Collected data:
>>>

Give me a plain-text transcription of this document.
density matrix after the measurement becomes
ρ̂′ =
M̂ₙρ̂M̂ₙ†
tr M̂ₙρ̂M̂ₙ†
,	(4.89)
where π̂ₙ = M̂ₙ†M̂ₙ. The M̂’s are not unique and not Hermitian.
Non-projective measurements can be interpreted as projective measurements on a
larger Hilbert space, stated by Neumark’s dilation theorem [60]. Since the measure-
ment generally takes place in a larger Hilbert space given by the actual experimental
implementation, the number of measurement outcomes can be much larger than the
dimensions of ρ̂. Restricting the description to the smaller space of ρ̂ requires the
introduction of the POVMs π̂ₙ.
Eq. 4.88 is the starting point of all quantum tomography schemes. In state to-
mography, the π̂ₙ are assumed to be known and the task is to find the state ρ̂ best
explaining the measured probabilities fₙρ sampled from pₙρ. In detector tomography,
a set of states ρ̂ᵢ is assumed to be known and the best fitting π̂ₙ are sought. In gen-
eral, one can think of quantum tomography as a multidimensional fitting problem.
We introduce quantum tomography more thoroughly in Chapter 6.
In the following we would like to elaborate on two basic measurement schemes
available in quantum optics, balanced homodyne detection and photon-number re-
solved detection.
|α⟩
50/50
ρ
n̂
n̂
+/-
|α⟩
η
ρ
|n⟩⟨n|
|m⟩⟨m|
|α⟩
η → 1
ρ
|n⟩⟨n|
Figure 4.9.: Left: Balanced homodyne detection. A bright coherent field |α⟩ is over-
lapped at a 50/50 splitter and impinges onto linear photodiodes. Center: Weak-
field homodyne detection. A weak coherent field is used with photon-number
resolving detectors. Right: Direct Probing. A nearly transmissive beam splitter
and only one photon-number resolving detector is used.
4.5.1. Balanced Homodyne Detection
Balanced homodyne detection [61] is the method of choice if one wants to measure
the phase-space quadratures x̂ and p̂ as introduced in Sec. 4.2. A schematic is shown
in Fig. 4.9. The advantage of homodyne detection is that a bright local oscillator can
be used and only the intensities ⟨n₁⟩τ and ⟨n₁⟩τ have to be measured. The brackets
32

<<<

What the task asks
Find every line that holds "known" and copy it.

Result of the task
mography, the π̂ₙ are assumed to be known and the task is to find the state ρ̂ best
a set of states ρ̂ᵢ is assumed to be known and the best fitting π̂ₙ are sought. In gen-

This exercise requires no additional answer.